[Saved data entries]
================================
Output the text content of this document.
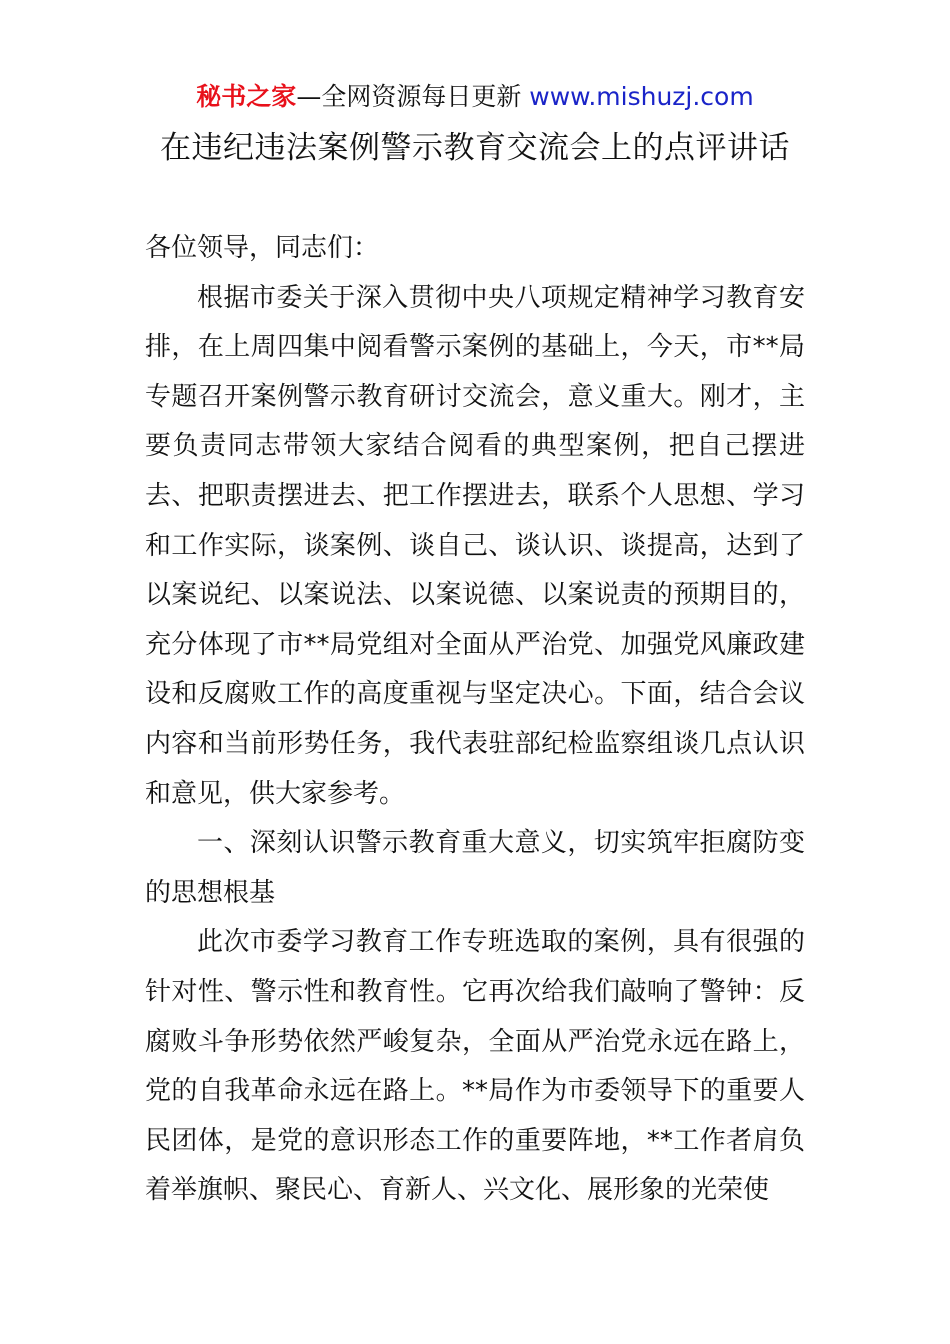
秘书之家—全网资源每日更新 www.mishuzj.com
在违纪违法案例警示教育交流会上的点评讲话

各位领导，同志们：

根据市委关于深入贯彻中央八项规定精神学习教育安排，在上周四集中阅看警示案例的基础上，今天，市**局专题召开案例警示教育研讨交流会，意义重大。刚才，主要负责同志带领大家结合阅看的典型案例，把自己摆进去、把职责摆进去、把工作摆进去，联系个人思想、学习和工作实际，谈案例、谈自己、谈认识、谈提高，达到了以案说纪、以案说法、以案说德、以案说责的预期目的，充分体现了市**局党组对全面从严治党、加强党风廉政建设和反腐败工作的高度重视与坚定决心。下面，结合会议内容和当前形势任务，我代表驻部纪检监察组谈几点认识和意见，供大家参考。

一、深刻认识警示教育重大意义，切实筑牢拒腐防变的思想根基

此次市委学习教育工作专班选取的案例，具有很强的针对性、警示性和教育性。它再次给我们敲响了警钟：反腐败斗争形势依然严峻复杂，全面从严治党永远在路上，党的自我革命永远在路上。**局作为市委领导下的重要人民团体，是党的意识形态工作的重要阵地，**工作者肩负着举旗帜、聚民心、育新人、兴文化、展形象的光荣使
================================
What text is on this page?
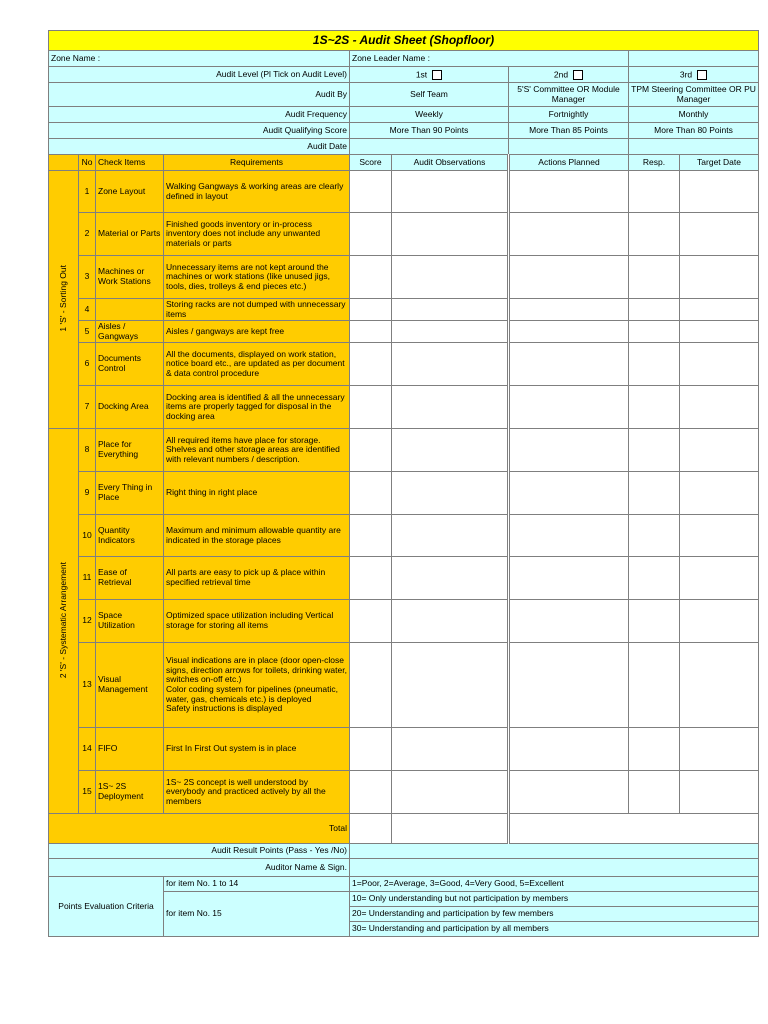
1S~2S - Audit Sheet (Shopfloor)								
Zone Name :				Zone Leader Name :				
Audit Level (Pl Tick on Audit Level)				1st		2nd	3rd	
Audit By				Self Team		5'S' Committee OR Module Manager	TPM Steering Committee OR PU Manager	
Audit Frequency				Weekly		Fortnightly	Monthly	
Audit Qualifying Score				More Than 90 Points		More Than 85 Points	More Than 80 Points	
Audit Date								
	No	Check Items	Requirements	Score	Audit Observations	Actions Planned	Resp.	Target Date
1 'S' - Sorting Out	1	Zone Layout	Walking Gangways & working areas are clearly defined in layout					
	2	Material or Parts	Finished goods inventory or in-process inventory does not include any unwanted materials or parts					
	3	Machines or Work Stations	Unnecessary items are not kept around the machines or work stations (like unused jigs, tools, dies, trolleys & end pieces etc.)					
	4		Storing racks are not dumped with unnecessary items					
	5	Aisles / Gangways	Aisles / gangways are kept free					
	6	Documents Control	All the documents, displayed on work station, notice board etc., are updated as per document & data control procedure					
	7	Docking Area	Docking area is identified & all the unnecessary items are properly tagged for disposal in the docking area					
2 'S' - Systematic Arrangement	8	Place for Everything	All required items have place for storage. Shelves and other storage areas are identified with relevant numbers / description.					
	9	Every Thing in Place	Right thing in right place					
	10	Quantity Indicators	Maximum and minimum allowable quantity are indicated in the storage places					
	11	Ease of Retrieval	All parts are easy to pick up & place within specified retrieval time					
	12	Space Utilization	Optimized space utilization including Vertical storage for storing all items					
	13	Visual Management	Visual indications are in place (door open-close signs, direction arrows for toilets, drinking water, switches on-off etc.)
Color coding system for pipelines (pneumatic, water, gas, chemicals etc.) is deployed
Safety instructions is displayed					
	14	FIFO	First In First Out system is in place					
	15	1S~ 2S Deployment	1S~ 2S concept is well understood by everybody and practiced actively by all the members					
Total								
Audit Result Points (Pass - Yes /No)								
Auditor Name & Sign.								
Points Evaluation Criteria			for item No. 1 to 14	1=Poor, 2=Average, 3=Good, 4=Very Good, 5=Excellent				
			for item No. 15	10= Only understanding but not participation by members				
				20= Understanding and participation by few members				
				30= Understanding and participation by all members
================================
Go through the records above and copy every line with the word "members".

**In response**:
	15	1S~ 2S Deployment	1S~ 2S concept is well understood by everybody and practiced actively by all the members					
			for item No. 15	10= Only understanding but not participation by members				
				20= Understanding and participation by few members				
				30= Understanding and participation by all members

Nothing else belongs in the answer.